CONSIGNE 1 –
Réécrivez les enregistrements de la ligne contenant "map-cell xyxy=(860,468,868,476)" jusqu'à la ligne contenant "map-cell xyxy=(692,243,700,251)" incluse, en remplaçant "map-cell" par "map-tile" sans rien modifier d'autre.

:: EXTRAIT SOURCE

La monopolisation et l’impérialisme
entraînent un certain taux d’interférence consciente dans le mécanisme
du marché, même s’il ne s’agit que de viser à l’accroissement de la
puissance nationale. Or le contrôle conscient est aussi le but du
socialisme si bien que certains socialistes, comme les Fabians en
Angleterre, en vinrent à considérer la régulation économique, résultant
de la monopolisation du capital et de ses activités impérialistes, comme
un pas progressiste vers le développement d’une société plus
rationnelle.
Dans un capitalisme en ascension, les
organisations de travailleurs peuvent avoir une croissance relativement
sans à-coup si le taux d’accumulation est tel qu’il fournisse des
profits suffisants, tout en permettant une amélioration graduelle des
conditions des classes laborieuses. C’est pourquoi les mouvements
ouvriers, organisés par nations, luttant pour des réformes sociales et,
de fait, essentiellement pour une augmentation des salaires, ne
pouvaient éviter de favoriser l’expansion de leur capital national.

::::
:: ENREGISTREMENTS LISTÉS

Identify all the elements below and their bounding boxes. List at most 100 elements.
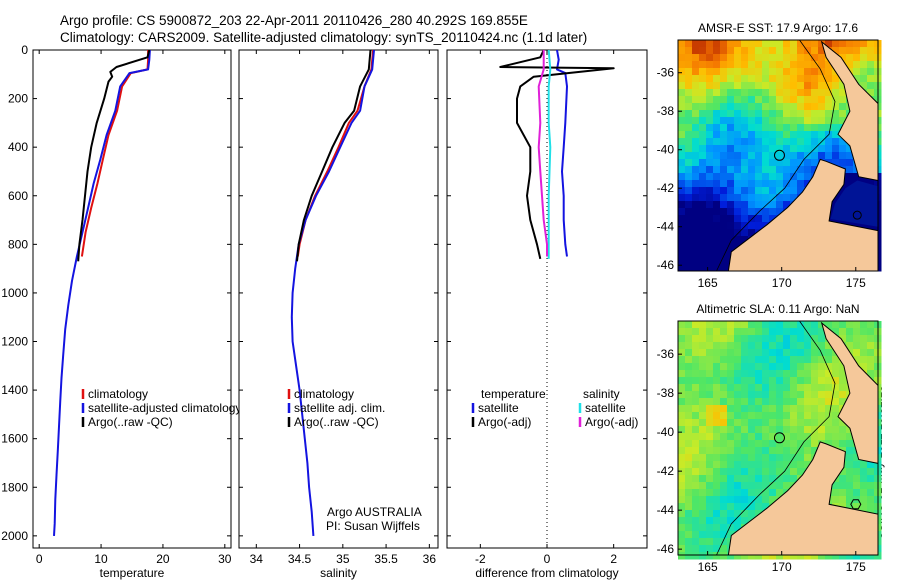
map-cell xyxy=(860,468,868,476)
map-cell xyxy=(678,201,686,209)
map-cell xyxy=(797,426,805,434)
map-cell xyxy=(783,40,791,48)
map-cell xyxy=(804,145,812,153)
map-cell xyxy=(685,229,693,237)
map-cell xyxy=(783,468,791,476)
map-cell xyxy=(734,68,742,76)
map-cell xyxy=(790,468,798,476)
map-cell xyxy=(692,243,700,251)
map-cell xyxy=(769,194,777,202)
map-cell xyxy=(783,61,791,69)
map-cell xyxy=(804,89,812,97)
map-cell xyxy=(685,152,693,160)
map-cell xyxy=(741,236,749,244)
map-cell xyxy=(720,229,728,237)
map-cell xyxy=(839,475,847,483)
map-cell xyxy=(699,531,707,539)
map-cell xyxy=(860,461,868,469)
map-cell xyxy=(783,117,791,125)
map-cell xyxy=(839,321,847,329)
map-cell xyxy=(692,152,700,160)
map-cell xyxy=(783,110,791,118)
series-line xyxy=(53,49,151,536)
map-cell xyxy=(692,454,700,462)
map-cell xyxy=(783,124,791,132)
map-cell xyxy=(769,391,777,399)
map-cell xyxy=(699,461,707,469)
map-cell xyxy=(797,377,805,385)
map-cell xyxy=(692,419,700,427)
map-cell xyxy=(741,384,749,392)
map-cell xyxy=(846,440,854,448)
map-cell xyxy=(860,68,868,76)
map-cell xyxy=(685,433,693,441)
map-cell xyxy=(706,461,714,469)
map-cell xyxy=(692,68,700,76)
map-cell xyxy=(699,524,707,532)
map-cell xyxy=(762,194,770,202)
map-cell xyxy=(804,159,812,167)
map-cell xyxy=(685,531,693,539)
map-cell xyxy=(713,531,721,539)
map-cell xyxy=(706,264,714,272)
map-cell xyxy=(713,489,721,497)
map-cell xyxy=(713,433,721,441)
map-cell xyxy=(706,61,714,69)
map-cell xyxy=(867,75,875,83)
annotation-text: Argo AUSTRALIA xyxy=(327,505,422,519)
map-cell xyxy=(706,496,714,504)
map-cell xyxy=(825,40,833,48)
map-cell xyxy=(783,89,791,97)
map-cell xyxy=(811,391,819,399)
map-cell xyxy=(783,391,791,399)
map-cell xyxy=(839,384,847,392)
map-cell xyxy=(797,61,805,69)
map-cell xyxy=(734,475,742,483)
map-cell xyxy=(720,250,728,258)
map-cell xyxy=(713,335,721,343)
map-cell xyxy=(727,152,735,160)
map-cell xyxy=(678,405,686,413)
map-cell xyxy=(692,321,700,329)
x-tick-label: 0 xyxy=(36,552,43,566)
map-cell xyxy=(853,475,861,483)
map-cell xyxy=(678,82,686,90)
map-x-tick-label: 175 xyxy=(846,276,866,290)
map-cell xyxy=(846,552,854,560)
map-cell xyxy=(713,103,721,111)
map-cell xyxy=(692,103,700,111)
map-cell xyxy=(685,377,693,385)
map-cell xyxy=(790,391,798,399)
map-cell xyxy=(727,75,735,83)
map-cell xyxy=(748,54,756,62)
map-cell xyxy=(867,82,875,90)
map-cell xyxy=(741,433,749,441)
map-cell xyxy=(699,503,707,511)
map-cell xyxy=(748,138,756,146)
map-cell xyxy=(769,173,777,181)
map-cell xyxy=(741,215,749,223)
map-cell xyxy=(755,391,763,399)
map-cell xyxy=(804,110,812,118)
map-cell xyxy=(720,405,728,413)
map-cell xyxy=(720,264,728,272)
map-cell xyxy=(818,342,826,350)
map-cell xyxy=(692,433,700,441)
map-cell xyxy=(811,356,819,364)
map-cell xyxy=(762,335,770,343)
map-cell xyxy=(818,433,826,441)
map-cell xyxy=(769,496,777,504)
map-cell xyxy=(776,82,784,90)
map-cell xyxy=(797,461,805,469)
map-cell xyxy=(867,363,875,371)
map-cell xyxy=(727,138,735,146)
map-cell xyxy=(734,468,742,476)
map-cell xyxy=(720,47,728,55)
map-cell xyxy=(720,166,728,174)
map-cell xyxy=(811,47,819,55)
map-cell xyxy=(734,187,742,195)
map-cell xyxy=(804,335,812,343)
map-cell xyxy=(769,489,777,497)
y-tick-label: 800 xyxy=(8,237,28,251)
map-cell xyxy=(818,328,826,336)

::::

CONSIGNE 2 –
D'après l'extrait source, quels socialistes d'Angleterre en vinrent à considérer la régulation économique comme un pas progressiste ?

CORRIGÉ 1 –
map-tile xyxy=(860,468,868,476)
map-tile xyxy=(678,201,686,209)
map-tile xyxy=(797,426,805,434)
map-tile xyxy=(783,40,791,48)
map-tile xyxy=(804,145,812,153)
map-tile xyxy=(685,229,693,237)
map-tile xyxy=(783,468,791,476)
map-tile xyxy=(734,68,742,76)
map-tile xyxy=(790,468,798,476)
map-tile xyxy=(692,243,700,251)

CORRIGÉ 2 –
Les Fabians.